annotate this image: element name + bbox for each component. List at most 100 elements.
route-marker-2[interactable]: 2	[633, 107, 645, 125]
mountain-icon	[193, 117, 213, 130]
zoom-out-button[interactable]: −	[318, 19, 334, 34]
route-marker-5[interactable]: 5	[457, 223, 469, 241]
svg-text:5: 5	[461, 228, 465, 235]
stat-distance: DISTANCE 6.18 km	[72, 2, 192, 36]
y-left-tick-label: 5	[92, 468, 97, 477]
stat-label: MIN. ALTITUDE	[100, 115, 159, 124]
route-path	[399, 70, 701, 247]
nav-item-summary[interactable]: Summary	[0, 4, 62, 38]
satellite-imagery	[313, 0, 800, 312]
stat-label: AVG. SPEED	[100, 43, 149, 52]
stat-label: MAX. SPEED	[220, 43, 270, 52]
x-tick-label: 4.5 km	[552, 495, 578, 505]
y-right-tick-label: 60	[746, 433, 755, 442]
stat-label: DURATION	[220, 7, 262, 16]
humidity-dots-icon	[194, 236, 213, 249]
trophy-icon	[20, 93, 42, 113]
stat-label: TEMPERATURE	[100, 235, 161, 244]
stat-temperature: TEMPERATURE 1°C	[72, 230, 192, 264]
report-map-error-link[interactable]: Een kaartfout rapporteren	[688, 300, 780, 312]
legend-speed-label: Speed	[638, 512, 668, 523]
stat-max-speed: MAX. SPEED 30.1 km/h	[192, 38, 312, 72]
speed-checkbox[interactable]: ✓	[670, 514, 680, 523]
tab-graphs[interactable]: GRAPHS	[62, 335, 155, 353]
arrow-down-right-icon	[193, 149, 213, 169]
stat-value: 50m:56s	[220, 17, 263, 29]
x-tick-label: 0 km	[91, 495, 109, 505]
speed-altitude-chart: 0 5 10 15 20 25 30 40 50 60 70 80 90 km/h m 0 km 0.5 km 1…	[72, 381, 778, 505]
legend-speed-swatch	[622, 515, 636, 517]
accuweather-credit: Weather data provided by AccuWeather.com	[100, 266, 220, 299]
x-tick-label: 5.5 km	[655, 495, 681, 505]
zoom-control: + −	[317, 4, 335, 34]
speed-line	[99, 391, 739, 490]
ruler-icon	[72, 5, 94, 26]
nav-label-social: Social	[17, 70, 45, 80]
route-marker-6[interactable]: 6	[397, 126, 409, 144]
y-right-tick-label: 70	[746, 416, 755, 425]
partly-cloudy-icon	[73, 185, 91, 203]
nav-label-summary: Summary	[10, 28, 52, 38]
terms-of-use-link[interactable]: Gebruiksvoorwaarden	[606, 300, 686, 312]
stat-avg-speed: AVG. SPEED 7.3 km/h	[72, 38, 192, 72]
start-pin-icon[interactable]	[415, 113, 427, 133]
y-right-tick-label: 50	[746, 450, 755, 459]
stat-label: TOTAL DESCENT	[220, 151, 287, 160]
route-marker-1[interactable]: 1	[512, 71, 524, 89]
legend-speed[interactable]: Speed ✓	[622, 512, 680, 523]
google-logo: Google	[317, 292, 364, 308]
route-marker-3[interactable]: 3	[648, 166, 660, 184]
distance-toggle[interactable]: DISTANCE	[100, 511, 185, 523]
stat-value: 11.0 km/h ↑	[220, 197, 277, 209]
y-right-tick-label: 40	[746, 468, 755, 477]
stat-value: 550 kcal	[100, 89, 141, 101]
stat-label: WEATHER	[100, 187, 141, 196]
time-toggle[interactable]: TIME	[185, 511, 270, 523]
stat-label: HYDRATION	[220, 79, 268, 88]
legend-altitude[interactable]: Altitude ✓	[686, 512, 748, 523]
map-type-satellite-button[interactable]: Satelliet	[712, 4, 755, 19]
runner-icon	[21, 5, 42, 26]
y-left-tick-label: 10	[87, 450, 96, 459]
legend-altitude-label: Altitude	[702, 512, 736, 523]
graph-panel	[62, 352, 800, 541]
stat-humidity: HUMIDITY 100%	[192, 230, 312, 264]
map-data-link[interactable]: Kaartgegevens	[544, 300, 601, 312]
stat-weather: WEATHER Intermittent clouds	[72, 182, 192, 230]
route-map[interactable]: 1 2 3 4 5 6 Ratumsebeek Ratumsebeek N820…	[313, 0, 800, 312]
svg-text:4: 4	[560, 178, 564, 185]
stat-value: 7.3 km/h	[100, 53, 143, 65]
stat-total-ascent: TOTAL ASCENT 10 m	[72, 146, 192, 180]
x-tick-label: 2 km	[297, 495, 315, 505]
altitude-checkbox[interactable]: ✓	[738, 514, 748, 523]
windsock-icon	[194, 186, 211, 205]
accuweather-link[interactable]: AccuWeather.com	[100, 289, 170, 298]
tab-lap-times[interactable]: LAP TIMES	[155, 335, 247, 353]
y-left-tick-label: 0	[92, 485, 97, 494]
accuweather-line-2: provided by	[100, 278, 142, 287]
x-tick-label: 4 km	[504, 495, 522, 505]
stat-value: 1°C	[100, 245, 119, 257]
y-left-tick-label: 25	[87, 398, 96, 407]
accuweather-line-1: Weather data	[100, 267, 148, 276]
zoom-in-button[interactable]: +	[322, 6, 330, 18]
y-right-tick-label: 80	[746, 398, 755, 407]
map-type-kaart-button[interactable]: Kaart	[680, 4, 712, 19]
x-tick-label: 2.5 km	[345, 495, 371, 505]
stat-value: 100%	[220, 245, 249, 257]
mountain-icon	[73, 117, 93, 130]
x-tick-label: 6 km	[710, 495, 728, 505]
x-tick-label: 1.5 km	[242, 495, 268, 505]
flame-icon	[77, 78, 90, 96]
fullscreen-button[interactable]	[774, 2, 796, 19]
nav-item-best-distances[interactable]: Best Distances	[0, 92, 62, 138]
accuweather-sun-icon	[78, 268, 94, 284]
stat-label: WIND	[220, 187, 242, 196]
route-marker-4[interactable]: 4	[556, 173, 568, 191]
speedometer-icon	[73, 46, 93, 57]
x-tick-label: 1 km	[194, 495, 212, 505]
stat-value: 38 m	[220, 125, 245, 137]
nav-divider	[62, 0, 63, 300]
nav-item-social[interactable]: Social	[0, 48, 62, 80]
☆ ☆ ☆
- _TASK TO COMPLETE_
Copy these entries word for word.

- _TASK ANSWER_
annotate this image: element name + bbox for each component. List at most 100 elements.
route-marker-2[interactable]: 2	[633, 107, 645, 125]
mountain-icon	[193, 117, 213, 130]
zoom-out-button[interactable]: −	[318, 19, 334, 34]
route-marker-5[interactable]: 5	[457, 223, 469, 241]
svg-text:5: 5	[461, 228, 465, 235]
stat-distance: DISTANCE 6.18 km	[72, 2, 192, 36]
y-left-tick-label: 5	[92, 468, 97, 477]
stat-label: MIN. ALTITUDE	[100, 115, 159, 124]
route-path	[399, 70, 701, 247]
nav-item-summary[interactable]: Summary	[0, 4, 62, 38]
satellite-imagery	[313, 0, 800, 312]
stat-label: AVG. SPEED	[100, 43, 149, 52]
stat-label: MAX. SPEED	[220, 43, 270, 52]
x-tick-label: 4.5 km	[552, 495, 578, 505]
y-right-tick-label: 60	[746, 433, 755, 442]
stat-label: DURATION	[220, 7, 262, 16]
humidity-dots-icon	[194, 236, 213, 249]
trophy-icon	[20, 93, 42, 113]
stat-label: TEMPERATURE	[100, 235, 161, 244]
stat-temperature: TEMPERATURE 1°C	[72, 230, 192, 264]
report-map-error-link[interactable]: Een kaartfout rapporteren	[688, 300, 780, 312]
legend-speed-label: Speed	[638, 512, 668, 523]
stat-max-speed: MAX. SPEED 30.1 km/h	[192, 38, 312, 72]
speed-checkbox[interactable]: ✓	[670, 514, 680, 523]
tab-graphs[interactable]: GRAPHS	[62, 335, 155, 353]
arrow-down-right-icon	[193, 149, 213, 169]
stat-value: 50m:56s	[220, 17, 263, 29]
x-tick-label: 0 km	[91, 495, 109, 505]
speed-altitude-chart: 0 5 10 15 20 25 30 40 50 60 70 80 90 km/h m 0 km 0.5 km 1…	[72, 381, 778, 505]
legend-speed-swatch	[622, 515, 636, 517]
accuweather-credit: Weather data provided by AccuWeather.com	[100, 266, 220, 299]
x-tick-label: 5.5 km	[655, 495, 681, 505]
zoom-control: + −	[317, 4, 335, 34]
speed-line	[99, 391, 739, 490]
ruler-icon	[72, 5, 94, 26]
nav-label-social: Social	[17, 70, 45, 80]
route-marker-6[interactable]: 6	[397, 126, 409, 144]
y-right-tick-label: 70	[746, 416, 755, 425]
partly-cloudy-icon	[73, 185, 91, 203]
nav-label-summary: Summary	[10, 28, 52, 38]
terms-of-use-link[interactable]: Gebruiksvoorwaarden	[606, 300, 686, 312]
stat-avg-speed: AVG. SPEED 7.3 km/h	[72, 38, 192, 72]
start-pin-icon[interactable]	[415, 113, 427, 133]
y-right-tick-label: 50	[746, 450, 755, 459]
stat-label: TOTAL DESCENT	[220, 151, 287, 160]
route-marker-1[interactable]: 1	[512, 71, 524, 89]
legend-speed[interactable]: Speed ✓	[622, 512, 680, 523]
google-logo: Google	[317, 292, 364, 308]
route-marker-3[interactable]: 3	[648, 166, 660, 184]
distance-toggle[interactable]: DISTANCE	[100, 511, 185, 523]
stat-value: 11.0 km/h ↑	[220, 197, 277, 209]
y-right-tick-label: 40	[746, 468, 755, 477]
stat-value: 550 kcal	[100, 89, 141, 101]
stat-label: WEATHER	[100, 187, 141, 196]
time-toggle[interactable]: TIME	[185, 511, 270, 523]
stat-label: HYDRATION	[220, 79, 268, 88]
legend-altitude[interactable]: Altitude ✓	[686, 512, 748, 523]
map-type-satellite-button[interactable]: Satelliet	[712, 4, 755, 19]
runner-icon	[21, 5, 42, 26]
y-left-tick-label: 10	[87, 450, 96, 459]
legend-altitude-label: Altitude	[702, 512, 736, 523]
graph-panel	[62, 352, 800, 541]
stat-humidity: HUMIDITY 100%	[192, 230, 312, 264]
map-data-link[interactable]: Kaartgegevens	[544, 300, 601, 312]
stat-weather: WEATHER Intermittent clouds	[72, 182, 192, 230]
route-map[interactable]: 1 2 3 4 5 6 Ratumsebeek Ratumsebeek N820…	[313, 0, 800, 312]
svg-text:4: 4	[560, 178, 564, 185]
stat-value: 7.3 km/h	[100, 53, 143, 65]
stat-total-ascent: TOTAL ASCENT 10 m	[72, 146, 192, 180]
x-tick-label: 2 km	[297, 495, 315, 505]
altitude-checkbox[interactable]: ✓	[738, 514, 748, 523]
windsock-icon	[194, 186, 211, 205]
accuweather-link[interactable]: AccuWeather.com	[100, 289, 170, 298]
tab-lap-times[interactable]: LAP TIMES	[155, 335, 247, 353]
y-left-tick-label: 0	[92, 485, 97, 494]
accuweather-line-2: provided by	[100, 278, 142, 287]
x-tick-label: 4 km	[504, 495, 522, 505]
stat-value: 1°C	[100, 245, 119, 257]
y-left-tick-label: 25	[87, 398, 96, 407]
accuweather-line-1: Weather data	[100, 267, 148, 276]
zoom-in-button[interactable]: +	[322, 6, 330, 18]
y-right-tick-label: 80	[746, 398, 755, 407]
map-type-kaart-button[interactable]: Kaart	[680, 4, 712, 19]
x-tick-label: 2.5 km	[345, 495, 371, 505]
stat-value: 100%	[220, 245, 249, 257]
mountain-icon	[73, 117, 93, 130]
x-tick-label: 6 km	[710, 495, 728, 505]
x-tick-label: 1.5 km	[242, 495, 268, 505]
flame-icon	[77, 78, 90, 96]
fullscreen-button[interactable]	[774, 2, 796, 19]
nav-item-best-distances[interactable]: Best Distances	[0, 92, 62, 138]
accuweather-sun-icon	[78, 268, 94, 284]
stat-label: WIND	[220, 187, 242, 196]
route-marker-4[interactable]: 4	[556, 173, 568, 191]
speedometer-icon	[73, 46, 93, 57]
x-tick-label: 1 km	[194, 495, 212, 505]
stat-value: 38 m	[220, 125, 245, 137]
nav-divider	[62, 0, 63, 300]
nav-item-social[interactable]: Social	[0, 48, 62, 80]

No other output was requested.